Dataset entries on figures
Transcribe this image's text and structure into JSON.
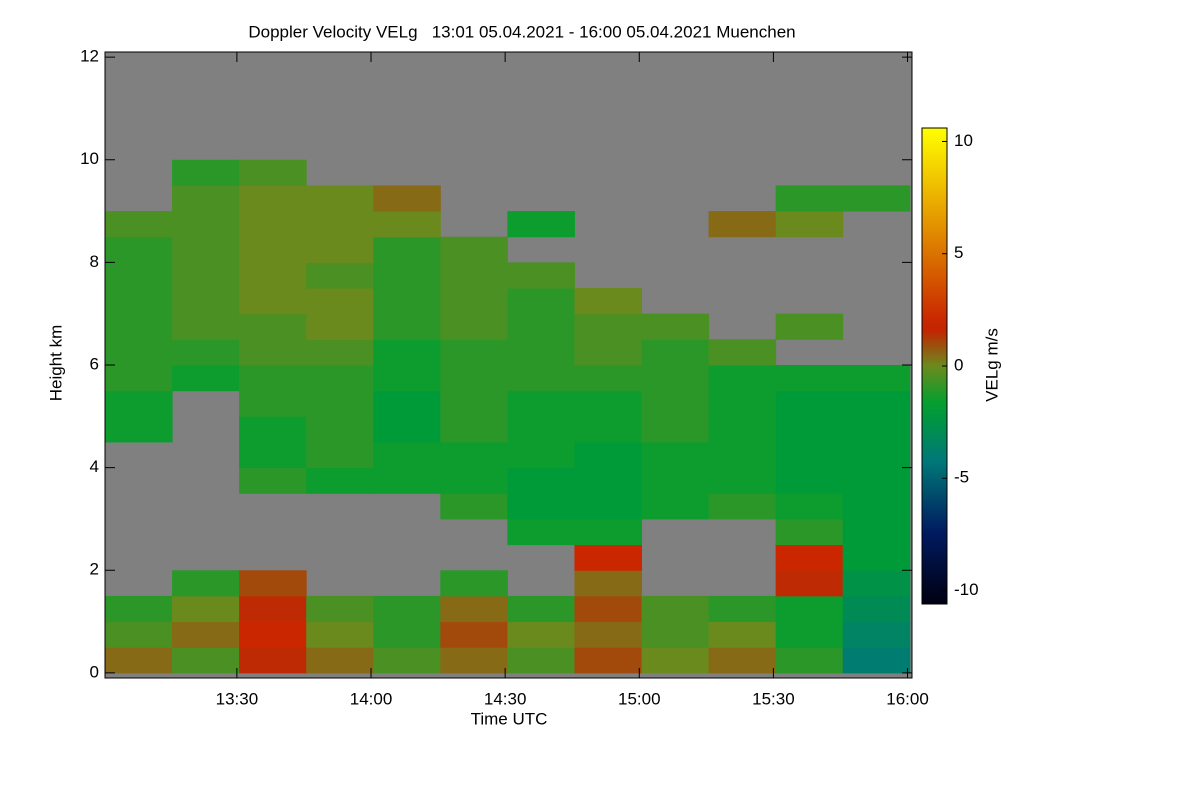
{
  "chart_data": {
    "type": "heatmap",
    "title": "Doppler Velocity VELg   13:01 05.04.2021 - 16:00 05.04.2021 Muenchen",
    "xlabel": "Time UTC",
    "ylabel": "Height km",
    "colorbar_label": "VELg m/s",
    "x": [
      788,
      803,
      818,
      833,
      848,
      863,
      878,
      893,
      908,
      923,
      938,
      953
    ],
    "y": [
      0.25,
      0.75,
      1.25,
      1.75,
      2.25,
      2.75,
      3.25,
      3.75,
      4.25,
      4.75,
      5.25,
      5.75,
      6.25,
      6.75,
      7.25,
      7.75,
      8.25,
      8.75,
      9.25,
      9.75,
      10.25,
      10.75,
      11.25,
      11.75
    ],
    "z": [
      [
        0.5,
        -0.5,
        1.5,
        0.5,
        -0.5,
        0.5,
        -0.5,
        1,
        0,
        0.5,
        -1,
        -4
      ],
      [
        -0.5,
        0.5,
        2,
        0,
        -1,
        1,
        0,
        0.5,
        -0.5,
        0,
        -1.5,
        -3.5
      ],
      [
        -1,
        0,
        1.5,
        -0.5,
        -1,
        0.5,
        -1,
        1,
        -0.5,
        -1,
        -1.5,
        -3
      ],
      [
        null,
        -1,
        1,
        null,
        null,
        -1,
        null,
        0.5,
        null,
        null,
        1.5,
        -2.5
      ],
      [
        null,
        null,
        null,
        null,
        null,
        null,
        null,
        2,
        null,
        null,
        2,
        -2
      ],
      [
        null,
        null,
        null,
        null,
        null,
        null,
        -1.5,
        -1.5,
        null,
        null,
        -1,
        -2
      ],
      [
        null,
        null,
        null,
        null,
        null,
        -1,
        -2,
        -2,
        -1.5,
        -1,
        -1.5,
        -2
      ],
      [
        null,
        null,
        -1,
        -1.5,
        -1.5,
        -1.5,
        -2,
        -2,
        -1.5,
        -1.5,
        -2,
        -2
      ],
      [
        null,
        null,
        -1.5,
        -1,
        -1.5,
        -1.5,
        -1.5,
        -2,
        -1.5,
        -1.5,
        -2,
        -2
      ],
      [
        -1.5,
        null,
        -1.5,
        -1,
        -2,
        -1,
        -1.5,
        -1.5,
        -1,
        -1.5,
        -2,
        -2
      ],
      [
        -1.5,
        null,
        -1,
        -1,
        -2,
        -1,
        -1.5,
        -1.5,
        -1,
        -1.5,
        -2,
        -2
      ],
      [
        -1,
        -1.5,
        -1,
        -1,
        -1.5,
        -1,
        -1,
        -1,
        -1,
        -1.5,
        -1.5,
        -1.5
      ],
      [
        -1,
        -1,
        -0.5,
        -0.5,
        -1.5,
        -1,
        -1,
        -0.5,
        -1,
        -0.5,
        null,
        null
      ],
      [
        -1,
        -0.5,
        -0.5,
        0,
        -1,
        -0.5,
        -1,
        -0.5,
        -0.5,
        null,
        -0.5,
        null
      ],
      [
        -1,
        -0.5,
        0,
        0,
        -1,
        -0.5,
        -1,
        0,
        null,
        null,
        null,
        null
      ],
      [
        -1,
        -0.5,
        0,
        -0.5,
        -1,
        -0.5,
        -0.5,
        null,
        null,
        null,
        null,
        null
      ],
      [
        -1,
        -0.5,
        0,
        0,
        -1,
        -0.5,
        null,
        null,
        null,
        null,
        null,
        null
      ],
      [
        -0.5,
        -0.5,
        0,
        0,
        0,
        null,
        -1.5,
        null,
        null,
        0.5,
        0,
        null
      ],
      [
        null,
        -0.5,
        0,
        0,
        0.5,
        null,
        null,
        null,
        null,
        null,
        -1,
        -1
      ],
      [
        null,
        -1,
        -0.5,
        null,
        null,
        null,
        null,
        null,
        null,
        null,
        null,
        null
      ],
      [
        null,
        null,
        null,
        null,
        null,
        null,
        null,
        null,
        null,
        null,
        null,
        null
      ],
      [
        null,
        null,
        null,
        null,
        null,
        null,
        null,
        null,
        null,
        null,
        null,
        null
      ],
      [
        null,
        null,
        null,
        null,
        null,
        null,
        null,
        null,
        null,
        null,
        null,
        null
      ],
      [
        null,
        null,
        null,
        null,
        null,
        null,
        null,
        null,
        null,
        null,
        null,
        null
      ]
    ],
    "xlim": [
      780.5,
      961
    ],
    "xticks": [
      {
        "value": 810,
        "label": "13:30"
      },
      {
        "value": 840,
        "label": "14:00"
      },
      {
        "value": 870,
        "label": "14:30"
      },
      {
        "value": 900,
        "label": "15:00"
      },
      {
        "value": 930,
        "label": "15:30"
      },
      {
        "value": 960,
        "label": "16:00"
      }
    ],
    "ylim": [
      -0.1,
      12.1
    ],
    "yticks": [
      0,
      2,
      4,
      6,
      8,
      10,
      12
    ],
    "zlim": [
      -10.6,
      10.6
    ],
    "zticks": [
      -10,
      -5,
      0,
      5,
      10
    ],
    "missing_color": "#808080"
  }
}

◆ **TASK**: Repeat the data above exactly, but not the pictures.

◆ **RESULT OF THIS TASK**:
Transcribe this image's text and structure into JSON.
{
  "chart_data": {
    "type": "heatmap",
    "title": "Doppler Velocity VELg   13:01 05.04.2021 - 16:00 05.04.2021 Muenchen",
    "xlabel": "Time UTC",
    "ylabel": "Height km",
    "colorbar_label": "VELg m/s",
    "x": [
      788,
      803,
      818,
      833,
      848,
      863,
      878,
      893,
      908,
      923,
      938,
      953
    ],
    "y": [
      0.25,
      0.75,
      1.25,
      1.75,
      2.25,
      2.75,
      3.25,
      3.75,
      4.25,
      4.75,
      5.25,
      5.75,
      6.25,
      6.75,
      7.25,
      7.75,
      8.25,
      8.75,
      9.25,
      9.75,
      10.25,
      10.75,
      11.25,
      11.75
    ],
    "z": [
      [
        0.5,
        -0.5,
        1.5,
        0.5,
        -0.5,
        0.5,
        -0.5,
        1,
        0,
        0.5,
        -1,
        -4
      ],
      [
        -0.5,
        0.5,
        2,
        0,
        -1,
        1,
        0,
        0.5,
        -0.5,
        0,
        -1.5,
        -3.5
      ],
      [
        -1,
        0,
        1.5,
        -0.5,
        -1,
        0.5,
        -1,
        1,
        -0.5,
        -1,
        -1.5,
        -3
      ],
      [
        null,
        -1,
        1,
        null,
        null,
        -1,
        null,
        0.5,
        null,
        null,
        1.5,
        -2.5
      ],
      [
        null,
        null,
        null,
        null,
        null,
        null,
        null,
        2,
        null,
        null,
        2,
        -2
      ],
      [
        null,
        null,
        null,
        null,
        null,
        null,
        -1.5,
        -1.5,
        null,
        null,
        -1,
        -2
      ],
      [
        null,
        null,
        null,
        null,
        null,
        -1,
        -2,
        -2,
        -1.5,
        -1,
        -1.5,
        -2
      ],
      [
        null,
        null,
        -1,
        -1.5,
        -1.5,
        -1.5,
        -2,
        -2,
        -1.5,
        -1.5,
        -2,
        -2
      ],
      [
        null,
        null,
        -1.5,
        -1,
        -1.5,
        -1.5,
        -1.5,
        -2,
        -1.5,
        -1.5,
        -2,
        -2
      ],
      [
        -1.5,
        null,
        -1.5,
        -1,
        -2,
        -1,
        -1.5,
        -1.5,
        -1,
        -1.5,
        -2,
        -2
      ],
      [
        -1.5,
        null,
        -1,
        -1,
        -2,
        -1,
        -1.5,
        -1.5,
        -1,
        -1.5,
        -2,
        -2
      ],
      [
        -1,
        -1.5,
        -1,
        -1,
        -1.5,
        -1,
        -1,
        -1,
        -1,
        -1.5,
        -1.5,
        -1.5
      ],
      [
        -1,
        -1,
        -0.5,
        -0.5,
        -1.5,
        -1,
        -1,
        -0.5,
        -1,
        -0.5,
        null,
        null
      ],
      [
        -1,
        -0.5,
        -0.5,
        0,
        -1,
        -0.5,
        -1,
        -0.5,
        -0.5,
        null,
        -0.5,
        null
      ],
      [
        -1,
        -0.5,
        0,
        0,
        -1,
        -0.5,
        -1,
        0,
        null,
        null,
        null,
        null
      ],
      [
        -1,
        -0.5,
        0,
        -0.5,
        -1,
        -0.5,
        -0.5,
        null,
        null,
        null,
        null,
        null
      ],
      [
        -1,
        -0.5,
        0,
        0,
        -1,
        -0.5,
        null,
        null,
        null,
        null,
        null,
        null
      ],
      [
        -0.5,
        -0.5,
        0,
        0,
        0,
        null,
        -1.5,
        null,
        null,
        0.5,
        0,
        null
      ],
      [
        null,
        -0.5,
        0,
        0,
        0.5,
        null,
        null,
        null,
        null,
        null,
        -1,
        -1
      ],
      [
        null,
        -1,
        -0.5,
        null,
        null,
        null,
        null,
        null,
        null,
        null,
        null,
        null
      ],
      [
        null,
        null,
        null,
        null,
        null,
        null,
        null,
        null,
        null,
        null,
        null,
        null
      ],
      [
        null,
        null,
        null,
        null,
        null,
        null,
        null,
        null,
        null,
        null,
        null,
        null
      ],
      [
        null,
        null,
        null,
        null,
        null,
        null,
        null,
        null,
        null,
        null,
        null,
        null
      ],
      [
        null,
        null,
        null,
        null,
        null,
        null,
        null,
        null,
        null,
        null,
        null,
        null
      ]
    ],
    "xlim": [
      780.5,
      961
    ],
    "xticks": [
      {
        "value": 810,
        "label": "13:30"
      },
      {
        "value": 840,
        "label": "14:00"
      },
      {
        "value": 870,
        "label": "14:30"
      },
      {
        "value": 900,
        "label": "15:00"
      },
      {
        "value": 930,
        "label": "15:30"
      },
      {
        "value": 960,
        "label": "16:00"
      }
    ],
    "ylim": [
      -0.1,
      12.1
    ],
    "yticks": [
      0,
      2,
      4,
      6,
      8,
      10,
      12
    ],
    "zlim": [
      -10.6,
      10.6
    ],
    "zticks": [
      -10,
      -5,
      0,
      5,
      10
    ],
    "missing_color": "#808080"
  }
}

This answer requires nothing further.